#### Task prompt
Track down every line below that holds "práctica" and copy it.

#### Working data
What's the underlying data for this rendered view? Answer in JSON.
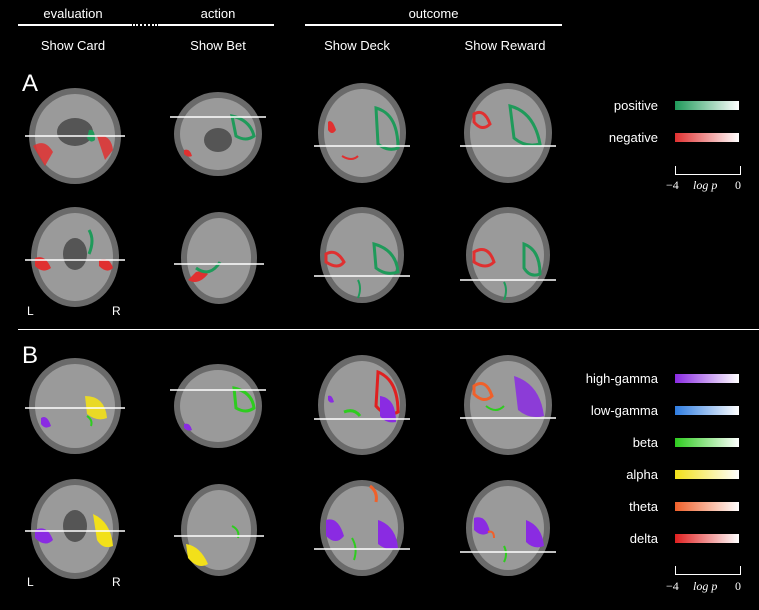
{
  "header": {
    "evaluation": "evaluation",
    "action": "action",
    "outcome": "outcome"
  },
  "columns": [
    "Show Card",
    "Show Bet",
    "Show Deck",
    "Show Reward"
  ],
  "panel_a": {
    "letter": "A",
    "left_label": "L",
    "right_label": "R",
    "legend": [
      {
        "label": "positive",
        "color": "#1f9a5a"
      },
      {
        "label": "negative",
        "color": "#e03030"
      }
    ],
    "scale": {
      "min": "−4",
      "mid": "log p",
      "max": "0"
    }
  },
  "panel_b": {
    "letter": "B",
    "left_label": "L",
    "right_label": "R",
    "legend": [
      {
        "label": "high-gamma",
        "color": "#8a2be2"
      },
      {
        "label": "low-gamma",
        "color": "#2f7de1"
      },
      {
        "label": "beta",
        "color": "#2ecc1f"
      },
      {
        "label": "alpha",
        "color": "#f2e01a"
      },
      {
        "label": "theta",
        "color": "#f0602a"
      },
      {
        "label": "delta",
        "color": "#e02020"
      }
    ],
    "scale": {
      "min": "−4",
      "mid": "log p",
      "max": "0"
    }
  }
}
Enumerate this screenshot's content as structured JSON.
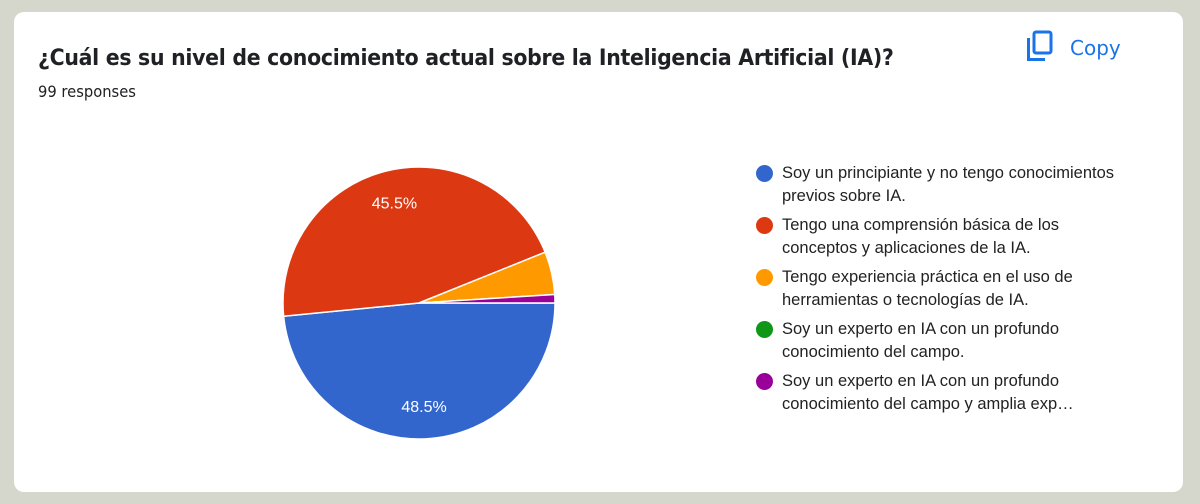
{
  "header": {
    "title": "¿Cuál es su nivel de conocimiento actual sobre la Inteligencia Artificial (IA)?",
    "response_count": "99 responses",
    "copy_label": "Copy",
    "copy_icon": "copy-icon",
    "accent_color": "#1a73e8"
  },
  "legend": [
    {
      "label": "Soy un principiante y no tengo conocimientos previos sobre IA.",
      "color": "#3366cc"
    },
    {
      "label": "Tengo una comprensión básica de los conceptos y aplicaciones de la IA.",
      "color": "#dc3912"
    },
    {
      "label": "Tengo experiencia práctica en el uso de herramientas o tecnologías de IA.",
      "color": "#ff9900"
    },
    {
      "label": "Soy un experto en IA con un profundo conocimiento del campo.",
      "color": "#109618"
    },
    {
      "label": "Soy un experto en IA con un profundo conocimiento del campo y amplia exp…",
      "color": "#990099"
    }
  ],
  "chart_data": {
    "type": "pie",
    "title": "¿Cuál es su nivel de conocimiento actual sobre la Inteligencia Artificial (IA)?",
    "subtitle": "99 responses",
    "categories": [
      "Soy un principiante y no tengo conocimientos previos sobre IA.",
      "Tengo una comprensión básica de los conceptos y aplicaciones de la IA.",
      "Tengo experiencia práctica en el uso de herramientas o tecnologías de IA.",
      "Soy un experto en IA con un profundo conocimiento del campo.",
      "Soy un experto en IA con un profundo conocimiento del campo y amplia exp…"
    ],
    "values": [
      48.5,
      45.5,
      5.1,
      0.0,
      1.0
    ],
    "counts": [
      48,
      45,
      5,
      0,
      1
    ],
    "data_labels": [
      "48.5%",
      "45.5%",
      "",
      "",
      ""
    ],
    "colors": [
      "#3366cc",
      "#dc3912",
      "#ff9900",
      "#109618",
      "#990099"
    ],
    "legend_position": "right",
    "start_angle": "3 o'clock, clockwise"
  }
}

* * *

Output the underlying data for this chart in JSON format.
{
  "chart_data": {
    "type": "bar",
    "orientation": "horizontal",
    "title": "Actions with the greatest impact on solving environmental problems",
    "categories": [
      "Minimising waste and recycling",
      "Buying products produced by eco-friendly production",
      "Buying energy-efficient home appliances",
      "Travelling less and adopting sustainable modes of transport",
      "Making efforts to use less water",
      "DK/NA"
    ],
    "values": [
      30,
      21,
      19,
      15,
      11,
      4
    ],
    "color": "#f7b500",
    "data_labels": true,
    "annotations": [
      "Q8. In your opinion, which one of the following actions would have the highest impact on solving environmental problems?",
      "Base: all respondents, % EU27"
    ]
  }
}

#### Exercise solution
      "label": "Tengo experiencia práctica en el uso de herramientas o tecnologías de IA.",
      "Tengo experiencia práctica en el uso de herramientas o tecnologías de IA.",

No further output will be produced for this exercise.